■ TASK DATA:

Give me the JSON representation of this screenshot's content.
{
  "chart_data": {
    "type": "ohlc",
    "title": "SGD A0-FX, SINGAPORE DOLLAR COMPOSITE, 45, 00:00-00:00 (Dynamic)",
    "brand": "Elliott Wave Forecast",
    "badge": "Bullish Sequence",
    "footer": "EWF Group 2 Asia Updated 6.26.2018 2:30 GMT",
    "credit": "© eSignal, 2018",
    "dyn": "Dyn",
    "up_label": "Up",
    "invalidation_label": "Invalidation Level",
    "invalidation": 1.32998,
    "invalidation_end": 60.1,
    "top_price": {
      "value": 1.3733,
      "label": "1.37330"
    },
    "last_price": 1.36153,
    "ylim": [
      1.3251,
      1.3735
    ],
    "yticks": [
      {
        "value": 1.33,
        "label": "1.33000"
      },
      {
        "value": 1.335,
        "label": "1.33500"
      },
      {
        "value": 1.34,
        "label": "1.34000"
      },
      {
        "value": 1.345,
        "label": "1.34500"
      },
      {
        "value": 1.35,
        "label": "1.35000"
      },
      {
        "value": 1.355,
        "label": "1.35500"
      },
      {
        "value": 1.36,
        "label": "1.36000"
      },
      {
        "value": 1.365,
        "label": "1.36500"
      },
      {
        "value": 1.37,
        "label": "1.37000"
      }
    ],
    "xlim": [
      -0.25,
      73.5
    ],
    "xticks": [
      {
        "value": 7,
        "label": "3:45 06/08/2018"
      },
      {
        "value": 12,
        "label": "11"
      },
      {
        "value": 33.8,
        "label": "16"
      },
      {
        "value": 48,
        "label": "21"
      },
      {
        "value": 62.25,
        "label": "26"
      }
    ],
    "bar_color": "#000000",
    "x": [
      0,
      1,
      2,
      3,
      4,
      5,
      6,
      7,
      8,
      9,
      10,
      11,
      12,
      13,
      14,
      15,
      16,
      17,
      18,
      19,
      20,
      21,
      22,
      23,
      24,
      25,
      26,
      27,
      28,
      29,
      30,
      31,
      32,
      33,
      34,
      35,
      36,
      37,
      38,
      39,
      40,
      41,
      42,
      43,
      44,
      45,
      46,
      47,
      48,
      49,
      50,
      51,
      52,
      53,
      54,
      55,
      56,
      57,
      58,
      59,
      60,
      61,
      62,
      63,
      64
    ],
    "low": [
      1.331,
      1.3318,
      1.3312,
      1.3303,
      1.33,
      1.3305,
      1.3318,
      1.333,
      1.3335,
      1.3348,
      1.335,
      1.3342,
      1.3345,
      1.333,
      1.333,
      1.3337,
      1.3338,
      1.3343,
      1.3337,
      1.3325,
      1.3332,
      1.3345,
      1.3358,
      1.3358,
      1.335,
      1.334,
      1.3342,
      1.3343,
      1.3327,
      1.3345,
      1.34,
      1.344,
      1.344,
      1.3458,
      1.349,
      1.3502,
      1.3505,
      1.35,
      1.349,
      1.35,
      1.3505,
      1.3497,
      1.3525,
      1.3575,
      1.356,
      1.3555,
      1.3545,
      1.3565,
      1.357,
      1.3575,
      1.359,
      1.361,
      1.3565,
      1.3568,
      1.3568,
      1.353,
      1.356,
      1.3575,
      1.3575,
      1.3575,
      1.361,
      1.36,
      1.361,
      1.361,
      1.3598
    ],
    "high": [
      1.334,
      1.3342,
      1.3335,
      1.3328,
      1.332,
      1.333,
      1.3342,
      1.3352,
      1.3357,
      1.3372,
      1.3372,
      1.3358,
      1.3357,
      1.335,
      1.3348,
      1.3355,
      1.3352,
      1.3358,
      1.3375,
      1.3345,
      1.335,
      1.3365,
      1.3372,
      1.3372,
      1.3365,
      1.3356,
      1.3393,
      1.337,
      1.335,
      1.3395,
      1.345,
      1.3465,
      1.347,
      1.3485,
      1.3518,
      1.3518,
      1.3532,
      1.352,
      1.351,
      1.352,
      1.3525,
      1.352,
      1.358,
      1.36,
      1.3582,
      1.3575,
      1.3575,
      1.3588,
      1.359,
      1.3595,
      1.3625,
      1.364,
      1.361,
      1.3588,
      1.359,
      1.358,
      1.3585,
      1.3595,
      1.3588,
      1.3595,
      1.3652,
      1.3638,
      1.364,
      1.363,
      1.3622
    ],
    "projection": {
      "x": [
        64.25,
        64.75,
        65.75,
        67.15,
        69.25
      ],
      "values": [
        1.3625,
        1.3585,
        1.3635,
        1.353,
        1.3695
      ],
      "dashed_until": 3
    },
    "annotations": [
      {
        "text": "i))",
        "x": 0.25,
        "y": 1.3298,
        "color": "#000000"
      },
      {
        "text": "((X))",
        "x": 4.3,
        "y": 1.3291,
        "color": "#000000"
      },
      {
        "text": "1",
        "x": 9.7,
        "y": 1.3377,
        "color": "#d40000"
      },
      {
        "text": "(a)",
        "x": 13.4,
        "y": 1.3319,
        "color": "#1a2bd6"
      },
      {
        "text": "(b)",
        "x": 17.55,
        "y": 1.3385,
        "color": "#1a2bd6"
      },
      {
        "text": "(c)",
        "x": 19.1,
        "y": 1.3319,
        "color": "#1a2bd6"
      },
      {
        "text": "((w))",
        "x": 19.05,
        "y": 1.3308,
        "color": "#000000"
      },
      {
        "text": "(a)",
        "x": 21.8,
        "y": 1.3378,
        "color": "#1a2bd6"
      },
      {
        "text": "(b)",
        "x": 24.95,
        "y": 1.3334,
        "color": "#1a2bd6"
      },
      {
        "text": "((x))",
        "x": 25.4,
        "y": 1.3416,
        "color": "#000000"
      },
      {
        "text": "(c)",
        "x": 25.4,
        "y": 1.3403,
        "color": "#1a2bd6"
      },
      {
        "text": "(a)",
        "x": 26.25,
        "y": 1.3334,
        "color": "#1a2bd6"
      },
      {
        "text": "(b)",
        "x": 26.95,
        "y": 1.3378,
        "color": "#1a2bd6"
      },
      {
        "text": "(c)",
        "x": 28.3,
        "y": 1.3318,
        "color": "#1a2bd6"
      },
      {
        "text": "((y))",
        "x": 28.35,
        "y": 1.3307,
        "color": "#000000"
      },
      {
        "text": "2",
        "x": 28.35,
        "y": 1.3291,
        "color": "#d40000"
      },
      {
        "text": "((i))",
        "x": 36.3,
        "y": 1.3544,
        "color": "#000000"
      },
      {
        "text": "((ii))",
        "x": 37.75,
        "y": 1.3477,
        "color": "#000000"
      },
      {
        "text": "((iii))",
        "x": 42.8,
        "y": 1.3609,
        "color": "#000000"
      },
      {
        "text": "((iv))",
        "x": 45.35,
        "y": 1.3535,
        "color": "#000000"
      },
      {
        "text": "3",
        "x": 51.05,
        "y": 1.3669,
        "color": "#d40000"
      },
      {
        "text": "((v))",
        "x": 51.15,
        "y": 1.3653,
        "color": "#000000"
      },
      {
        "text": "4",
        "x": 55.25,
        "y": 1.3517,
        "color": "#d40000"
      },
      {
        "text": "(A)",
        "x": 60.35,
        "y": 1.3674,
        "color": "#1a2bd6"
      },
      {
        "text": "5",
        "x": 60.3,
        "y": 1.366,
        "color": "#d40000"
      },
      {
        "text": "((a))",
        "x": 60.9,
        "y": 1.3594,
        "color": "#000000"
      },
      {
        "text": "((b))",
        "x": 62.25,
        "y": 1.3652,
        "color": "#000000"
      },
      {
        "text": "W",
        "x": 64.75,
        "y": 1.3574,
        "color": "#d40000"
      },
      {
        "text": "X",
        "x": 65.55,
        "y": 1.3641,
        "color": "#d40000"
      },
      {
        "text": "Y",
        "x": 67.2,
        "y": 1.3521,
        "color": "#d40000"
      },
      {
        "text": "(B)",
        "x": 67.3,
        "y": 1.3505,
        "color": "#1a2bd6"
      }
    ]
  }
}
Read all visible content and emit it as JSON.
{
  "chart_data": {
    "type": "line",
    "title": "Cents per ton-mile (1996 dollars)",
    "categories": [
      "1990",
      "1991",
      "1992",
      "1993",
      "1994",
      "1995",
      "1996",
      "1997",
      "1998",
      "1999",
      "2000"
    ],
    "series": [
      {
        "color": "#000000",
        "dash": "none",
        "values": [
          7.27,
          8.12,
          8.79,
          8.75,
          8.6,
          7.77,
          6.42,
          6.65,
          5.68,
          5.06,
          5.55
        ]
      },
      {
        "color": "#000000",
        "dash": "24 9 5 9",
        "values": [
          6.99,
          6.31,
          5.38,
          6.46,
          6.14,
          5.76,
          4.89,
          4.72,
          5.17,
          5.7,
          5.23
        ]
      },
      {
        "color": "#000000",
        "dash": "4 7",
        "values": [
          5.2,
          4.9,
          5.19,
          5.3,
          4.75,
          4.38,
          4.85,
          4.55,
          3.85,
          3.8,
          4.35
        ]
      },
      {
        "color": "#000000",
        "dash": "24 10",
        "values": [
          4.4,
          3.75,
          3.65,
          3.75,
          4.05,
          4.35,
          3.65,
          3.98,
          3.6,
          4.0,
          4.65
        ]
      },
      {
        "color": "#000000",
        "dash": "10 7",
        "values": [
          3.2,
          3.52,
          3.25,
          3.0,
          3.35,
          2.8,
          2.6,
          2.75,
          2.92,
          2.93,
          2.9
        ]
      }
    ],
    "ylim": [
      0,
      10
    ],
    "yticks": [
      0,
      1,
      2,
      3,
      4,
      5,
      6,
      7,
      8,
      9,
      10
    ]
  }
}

■ EXERCISE: In the material above, how many lines hold the word "content"? Say only the number.

■ EXERCISE RESPONSE: 2